Exercise instructions -> Copy each line of the data below with the word "System".

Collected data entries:
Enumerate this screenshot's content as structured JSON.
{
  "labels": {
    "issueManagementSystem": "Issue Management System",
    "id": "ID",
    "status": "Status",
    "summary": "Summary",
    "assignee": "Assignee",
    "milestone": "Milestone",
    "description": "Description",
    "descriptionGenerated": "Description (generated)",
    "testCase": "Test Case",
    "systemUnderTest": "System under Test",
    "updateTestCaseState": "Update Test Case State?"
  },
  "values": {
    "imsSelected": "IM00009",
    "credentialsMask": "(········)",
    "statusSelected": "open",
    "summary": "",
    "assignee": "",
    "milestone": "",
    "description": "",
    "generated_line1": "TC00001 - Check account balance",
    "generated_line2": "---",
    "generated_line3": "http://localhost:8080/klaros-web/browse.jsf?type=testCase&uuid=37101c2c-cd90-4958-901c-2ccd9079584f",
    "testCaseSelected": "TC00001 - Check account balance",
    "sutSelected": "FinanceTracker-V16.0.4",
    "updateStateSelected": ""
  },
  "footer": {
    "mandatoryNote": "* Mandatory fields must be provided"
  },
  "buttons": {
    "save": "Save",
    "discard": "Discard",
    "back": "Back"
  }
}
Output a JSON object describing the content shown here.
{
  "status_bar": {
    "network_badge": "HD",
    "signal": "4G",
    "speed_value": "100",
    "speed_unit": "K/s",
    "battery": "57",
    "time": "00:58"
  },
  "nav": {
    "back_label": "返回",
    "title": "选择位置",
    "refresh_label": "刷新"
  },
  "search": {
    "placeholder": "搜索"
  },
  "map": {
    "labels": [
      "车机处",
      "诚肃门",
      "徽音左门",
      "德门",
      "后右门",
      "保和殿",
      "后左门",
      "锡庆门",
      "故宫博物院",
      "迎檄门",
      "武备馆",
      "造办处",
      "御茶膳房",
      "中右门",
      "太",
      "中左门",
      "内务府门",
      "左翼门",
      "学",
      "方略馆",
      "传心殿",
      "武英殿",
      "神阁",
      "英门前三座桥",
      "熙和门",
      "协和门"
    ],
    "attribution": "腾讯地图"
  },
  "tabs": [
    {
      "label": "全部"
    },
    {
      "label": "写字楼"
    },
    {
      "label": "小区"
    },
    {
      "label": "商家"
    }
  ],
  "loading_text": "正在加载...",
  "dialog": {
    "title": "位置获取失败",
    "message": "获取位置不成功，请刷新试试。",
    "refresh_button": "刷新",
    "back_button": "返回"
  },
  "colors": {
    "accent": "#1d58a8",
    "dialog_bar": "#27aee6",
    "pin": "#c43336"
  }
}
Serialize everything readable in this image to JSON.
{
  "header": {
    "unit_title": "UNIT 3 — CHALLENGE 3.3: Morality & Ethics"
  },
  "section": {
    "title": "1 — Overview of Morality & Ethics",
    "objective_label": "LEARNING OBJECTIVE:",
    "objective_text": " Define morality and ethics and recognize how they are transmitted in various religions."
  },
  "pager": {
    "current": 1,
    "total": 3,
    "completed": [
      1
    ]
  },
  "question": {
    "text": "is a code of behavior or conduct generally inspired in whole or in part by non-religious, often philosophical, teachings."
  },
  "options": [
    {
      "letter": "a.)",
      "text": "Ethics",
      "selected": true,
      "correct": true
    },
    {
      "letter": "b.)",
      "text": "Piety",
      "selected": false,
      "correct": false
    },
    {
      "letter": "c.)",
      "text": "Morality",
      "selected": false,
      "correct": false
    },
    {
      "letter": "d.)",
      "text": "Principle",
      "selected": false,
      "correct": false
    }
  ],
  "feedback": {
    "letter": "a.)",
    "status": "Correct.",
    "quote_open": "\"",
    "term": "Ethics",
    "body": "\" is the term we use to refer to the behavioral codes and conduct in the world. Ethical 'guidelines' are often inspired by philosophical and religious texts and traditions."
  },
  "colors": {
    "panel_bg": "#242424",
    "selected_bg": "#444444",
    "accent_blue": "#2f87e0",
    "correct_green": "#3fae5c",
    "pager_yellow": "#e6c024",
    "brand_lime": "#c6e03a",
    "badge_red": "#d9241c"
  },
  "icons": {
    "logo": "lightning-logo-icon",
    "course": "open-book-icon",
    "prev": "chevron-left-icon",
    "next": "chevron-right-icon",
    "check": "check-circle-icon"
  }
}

The output ->
    "issueManagementSystem": "Issue Management System",
    "systemUnderTest": "System under Test",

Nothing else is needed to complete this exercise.